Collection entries
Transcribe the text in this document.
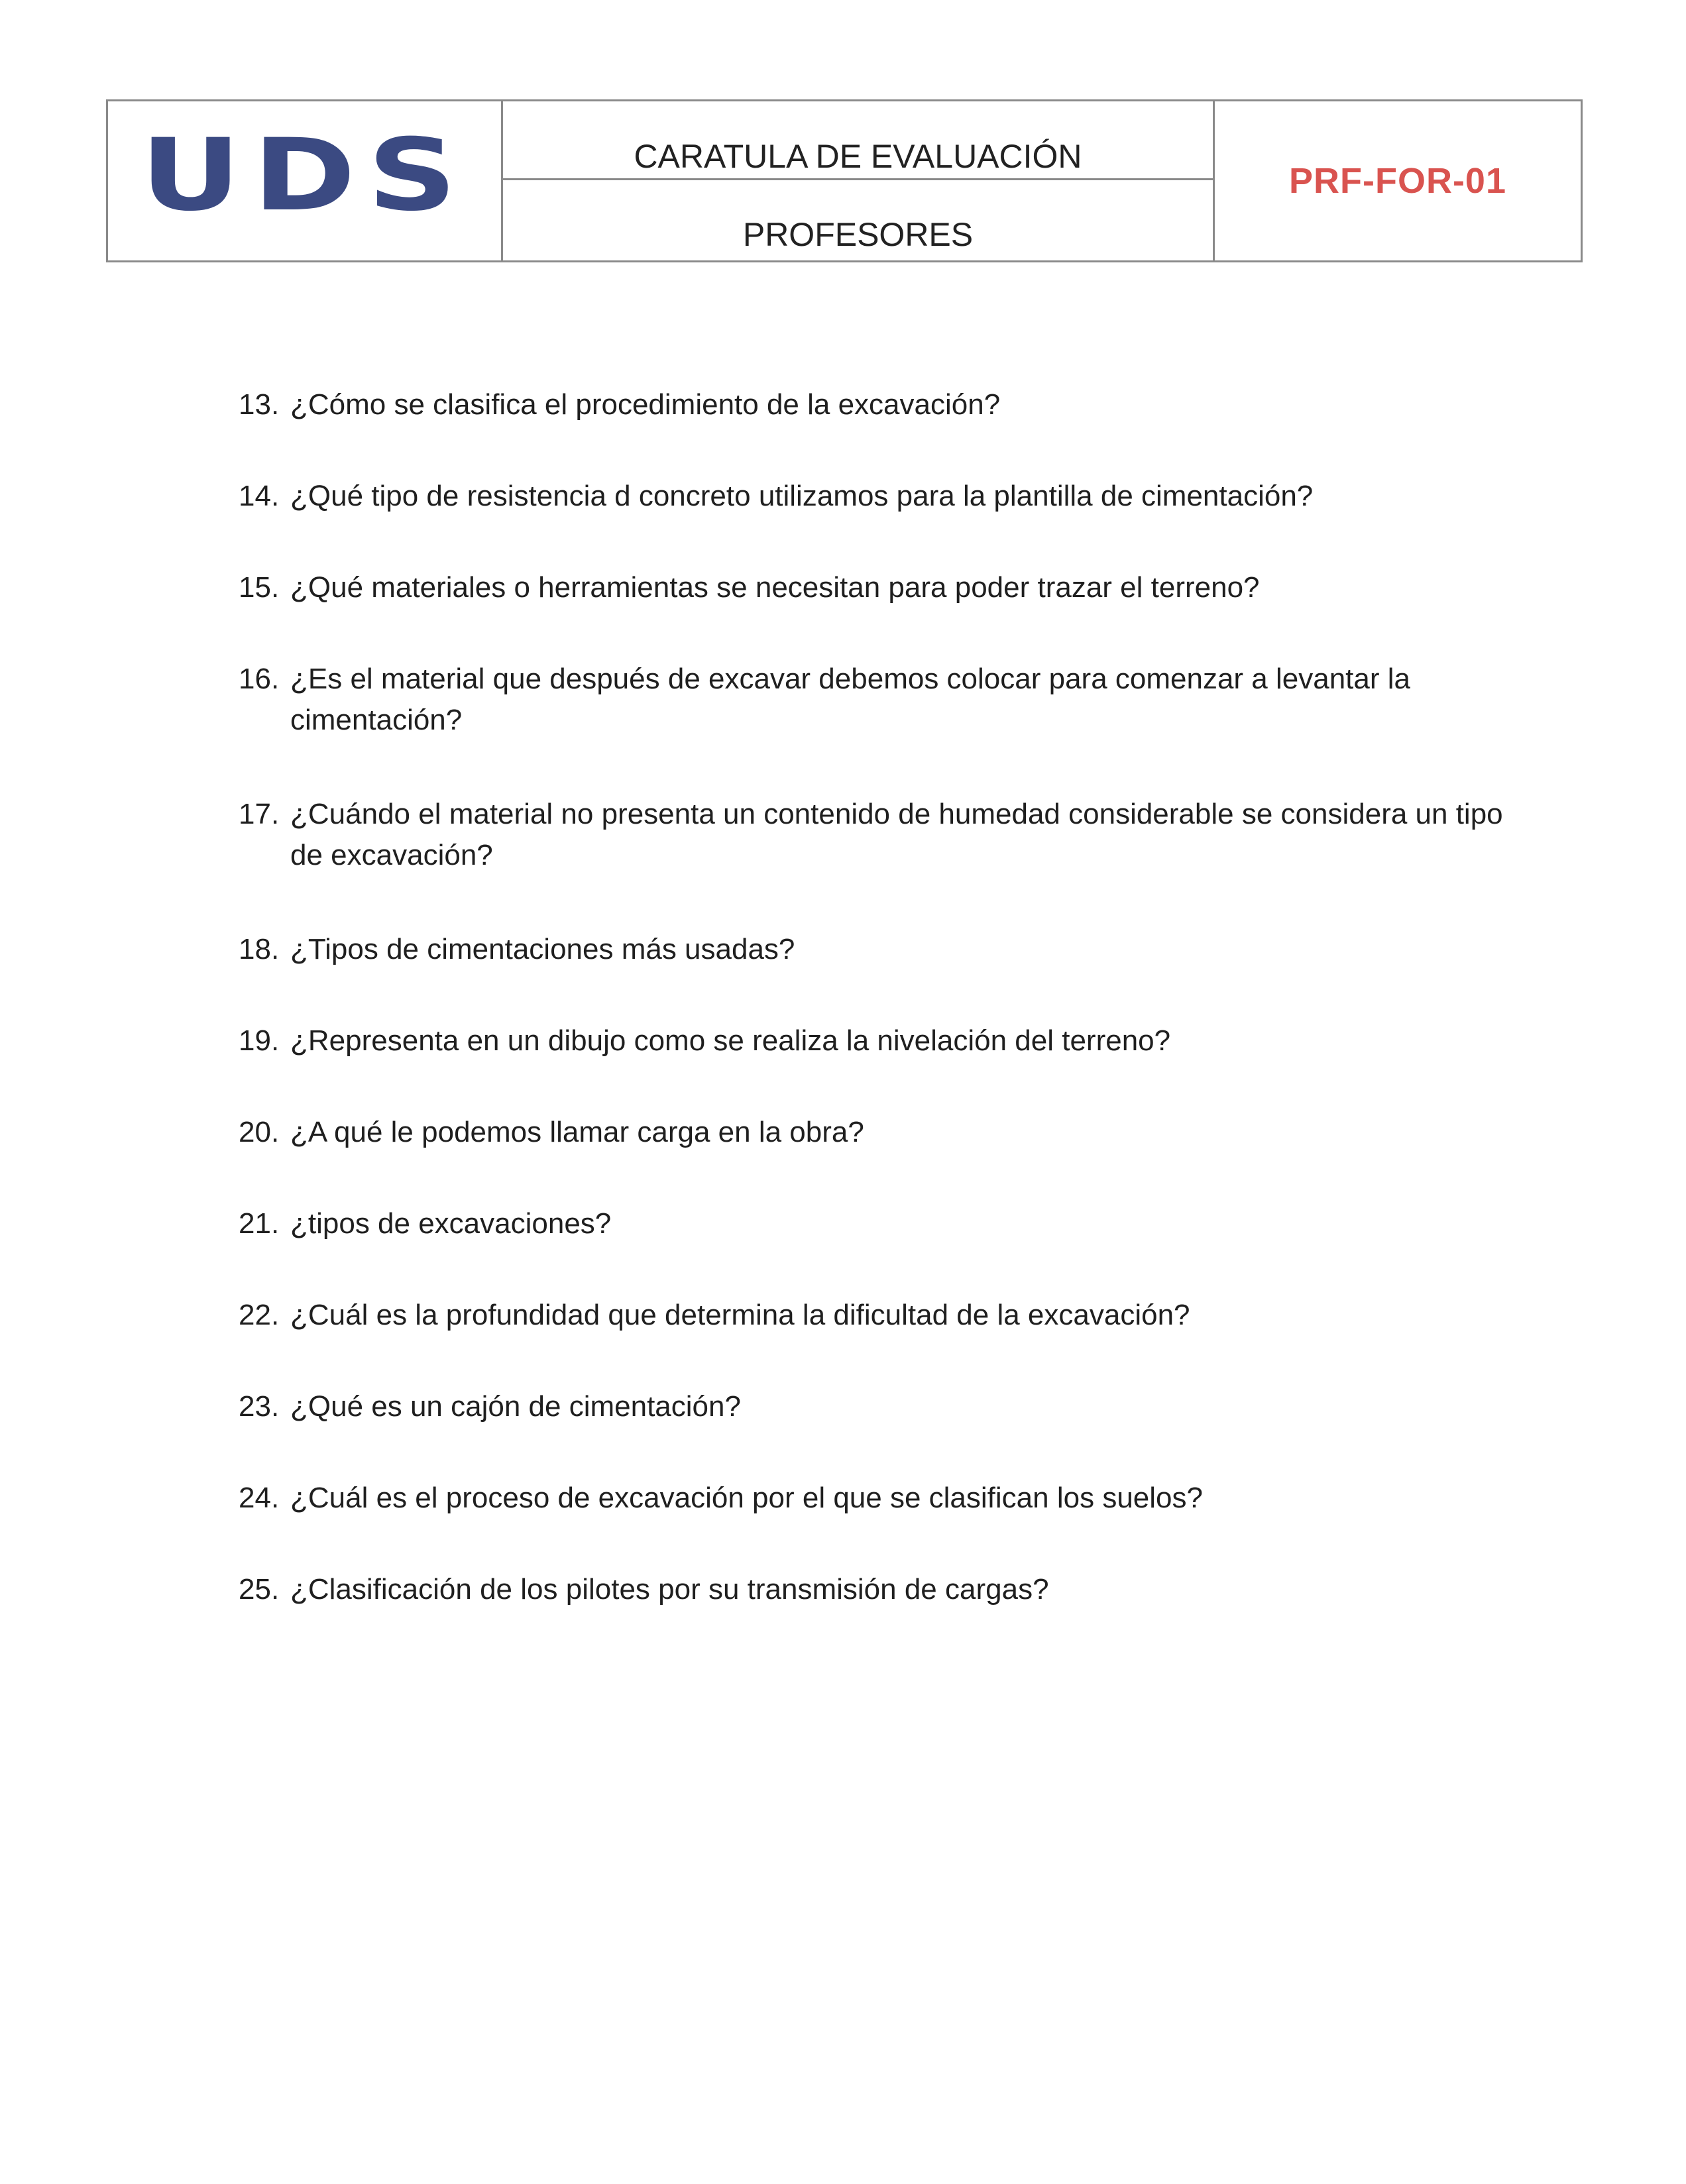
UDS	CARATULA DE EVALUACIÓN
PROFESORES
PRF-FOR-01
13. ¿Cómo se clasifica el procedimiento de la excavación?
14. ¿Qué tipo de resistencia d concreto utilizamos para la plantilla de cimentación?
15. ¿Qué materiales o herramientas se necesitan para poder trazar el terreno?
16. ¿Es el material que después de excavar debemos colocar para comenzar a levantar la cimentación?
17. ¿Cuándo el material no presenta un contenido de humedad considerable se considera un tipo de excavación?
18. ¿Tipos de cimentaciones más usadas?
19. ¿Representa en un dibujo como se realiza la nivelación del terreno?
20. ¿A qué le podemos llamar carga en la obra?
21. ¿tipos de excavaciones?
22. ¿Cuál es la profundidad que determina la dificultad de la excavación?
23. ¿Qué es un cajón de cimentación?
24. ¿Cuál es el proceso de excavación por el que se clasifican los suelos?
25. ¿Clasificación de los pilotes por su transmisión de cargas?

* * *

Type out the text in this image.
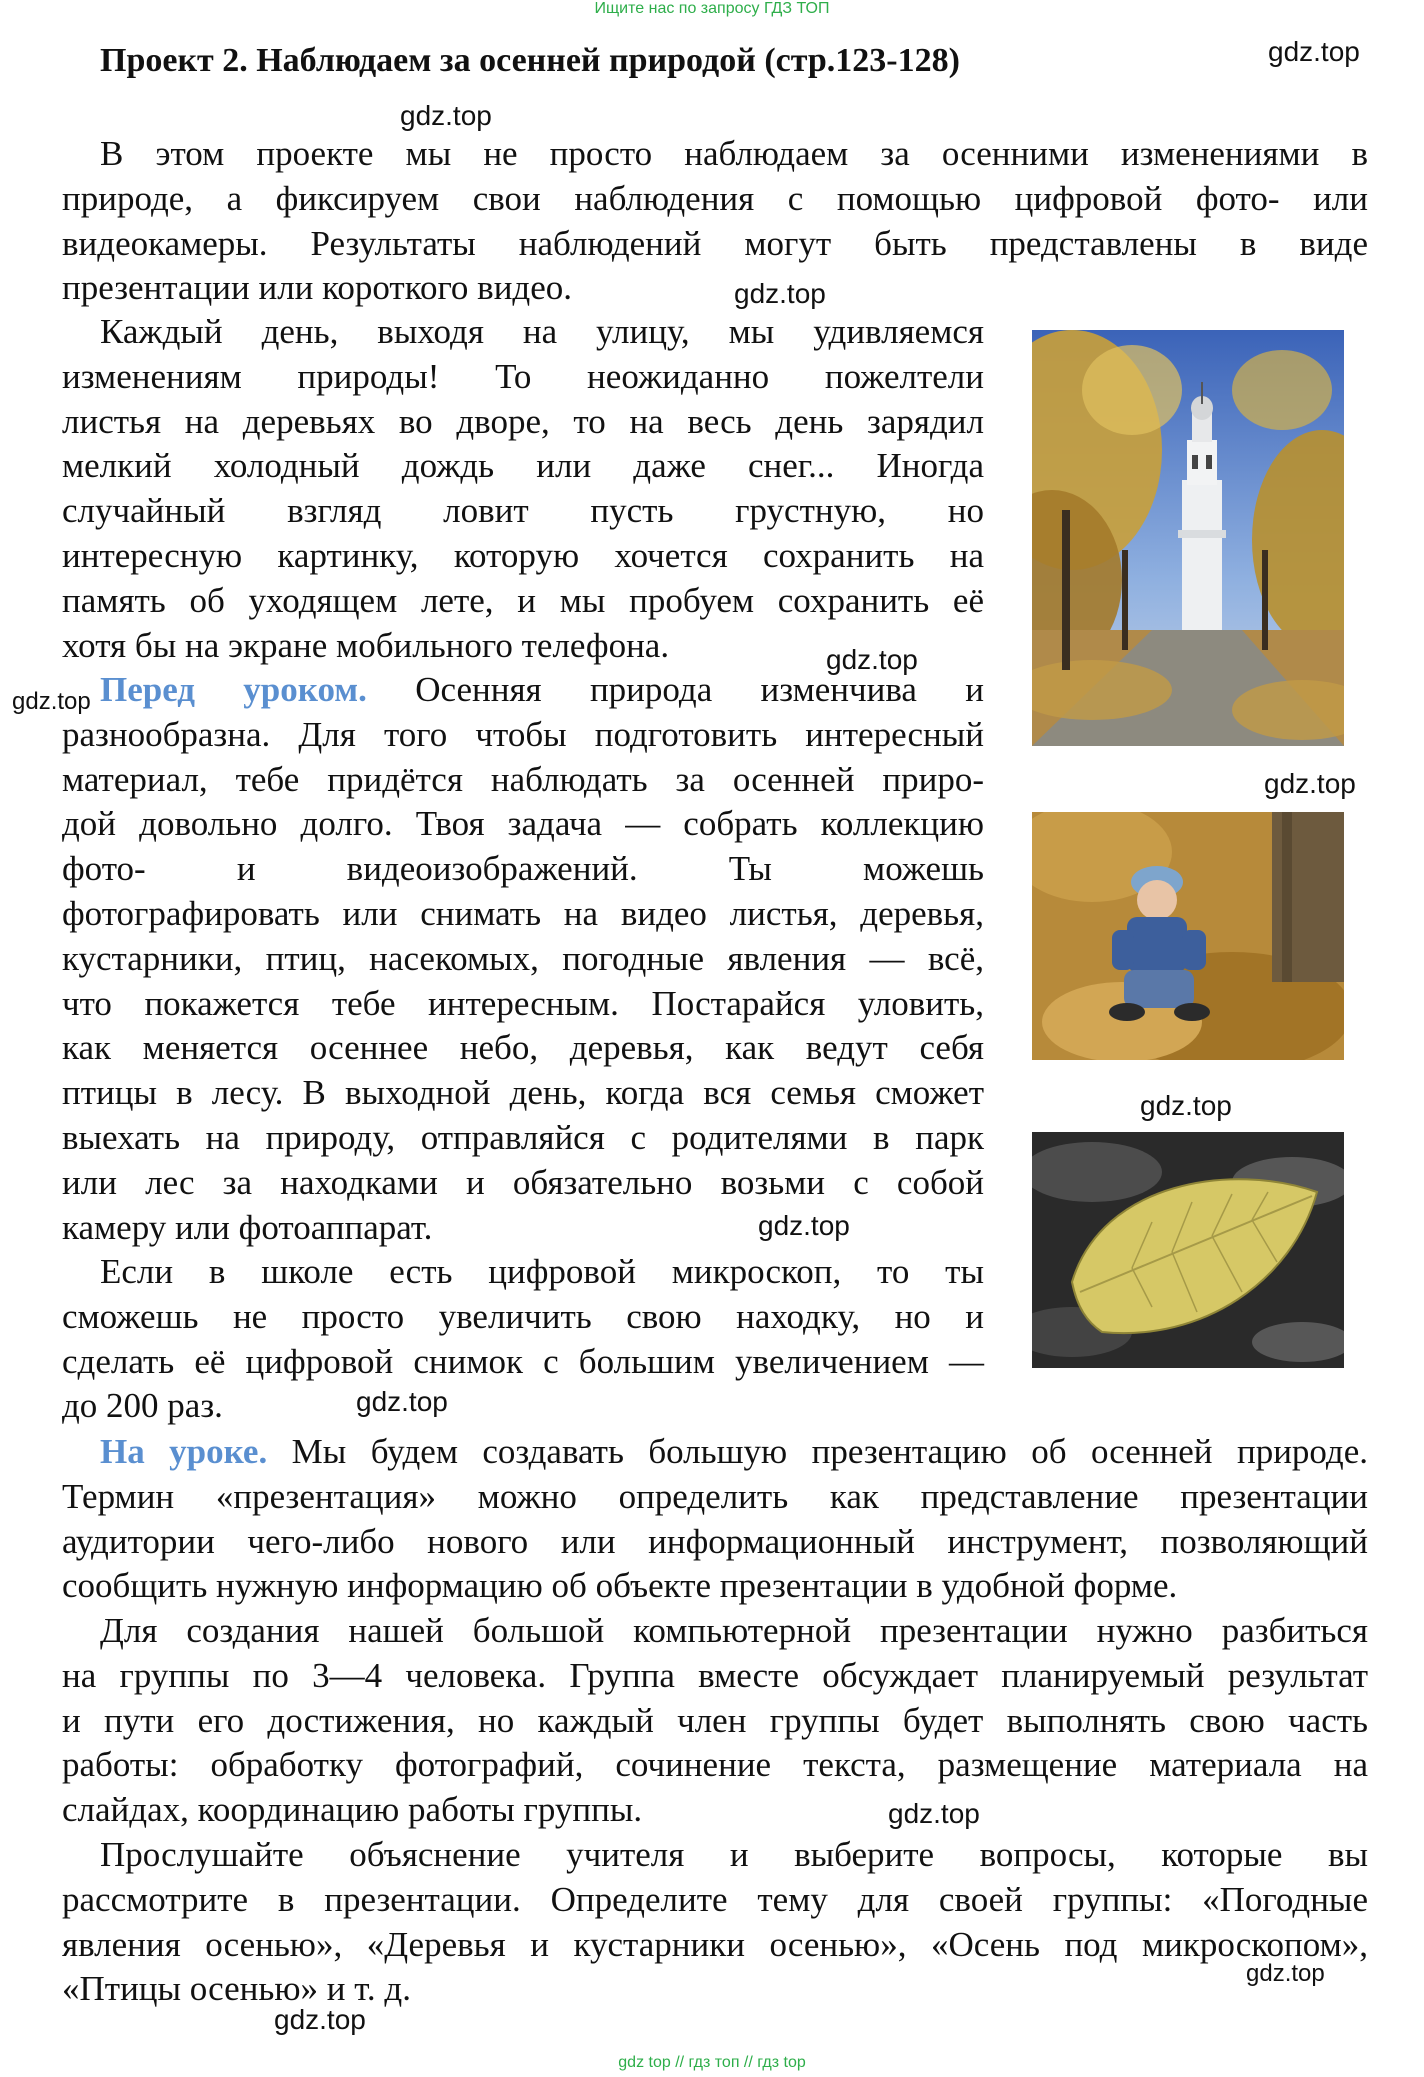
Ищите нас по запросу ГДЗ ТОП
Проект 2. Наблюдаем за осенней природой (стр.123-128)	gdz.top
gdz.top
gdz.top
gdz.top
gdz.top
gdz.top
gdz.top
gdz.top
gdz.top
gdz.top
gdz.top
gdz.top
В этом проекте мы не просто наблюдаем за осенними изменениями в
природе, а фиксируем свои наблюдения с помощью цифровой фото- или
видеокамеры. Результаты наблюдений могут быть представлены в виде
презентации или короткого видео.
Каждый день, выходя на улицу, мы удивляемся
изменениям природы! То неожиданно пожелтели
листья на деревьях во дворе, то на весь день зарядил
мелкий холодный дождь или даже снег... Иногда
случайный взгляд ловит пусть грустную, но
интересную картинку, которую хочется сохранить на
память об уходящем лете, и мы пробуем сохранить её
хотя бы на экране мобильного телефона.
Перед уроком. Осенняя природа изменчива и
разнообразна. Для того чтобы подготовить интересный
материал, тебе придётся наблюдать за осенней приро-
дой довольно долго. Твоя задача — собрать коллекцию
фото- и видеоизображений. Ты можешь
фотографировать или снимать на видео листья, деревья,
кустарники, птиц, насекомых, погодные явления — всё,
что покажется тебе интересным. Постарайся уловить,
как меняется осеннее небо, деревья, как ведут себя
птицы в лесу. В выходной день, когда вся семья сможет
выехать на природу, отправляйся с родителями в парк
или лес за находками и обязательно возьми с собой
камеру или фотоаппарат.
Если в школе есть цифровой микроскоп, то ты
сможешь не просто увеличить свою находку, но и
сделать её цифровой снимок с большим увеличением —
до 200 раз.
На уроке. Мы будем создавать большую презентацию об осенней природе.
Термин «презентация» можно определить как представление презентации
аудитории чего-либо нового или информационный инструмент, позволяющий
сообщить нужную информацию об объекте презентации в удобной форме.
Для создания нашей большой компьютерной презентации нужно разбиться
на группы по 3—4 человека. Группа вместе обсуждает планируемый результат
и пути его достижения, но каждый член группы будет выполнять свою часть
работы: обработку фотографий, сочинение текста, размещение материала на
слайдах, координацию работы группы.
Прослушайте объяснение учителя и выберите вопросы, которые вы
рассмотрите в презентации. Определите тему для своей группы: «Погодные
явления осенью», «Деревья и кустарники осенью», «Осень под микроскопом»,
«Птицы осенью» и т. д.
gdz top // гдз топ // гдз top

---

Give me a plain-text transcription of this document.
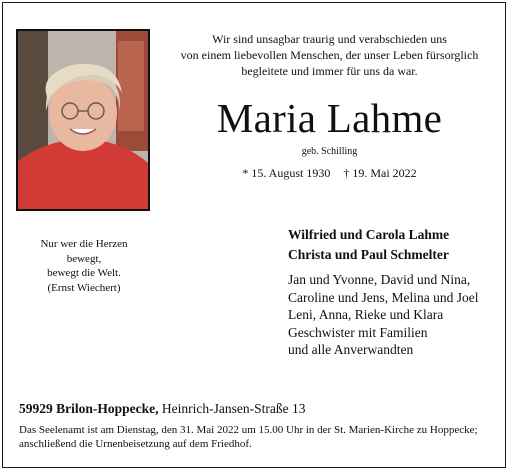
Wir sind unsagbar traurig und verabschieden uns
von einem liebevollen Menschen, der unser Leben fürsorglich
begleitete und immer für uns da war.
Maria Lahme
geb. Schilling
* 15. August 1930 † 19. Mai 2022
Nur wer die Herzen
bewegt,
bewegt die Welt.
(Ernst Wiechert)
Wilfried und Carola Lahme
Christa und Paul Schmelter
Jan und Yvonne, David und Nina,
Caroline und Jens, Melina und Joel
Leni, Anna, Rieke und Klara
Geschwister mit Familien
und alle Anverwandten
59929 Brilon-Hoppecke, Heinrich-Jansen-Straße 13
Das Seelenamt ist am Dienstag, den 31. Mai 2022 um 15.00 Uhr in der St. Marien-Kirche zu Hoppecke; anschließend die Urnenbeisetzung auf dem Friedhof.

TO BE DONE:
From the material, report only how many lines include the word "terreno".

RESPONSE TO THIS EXERCISE:
2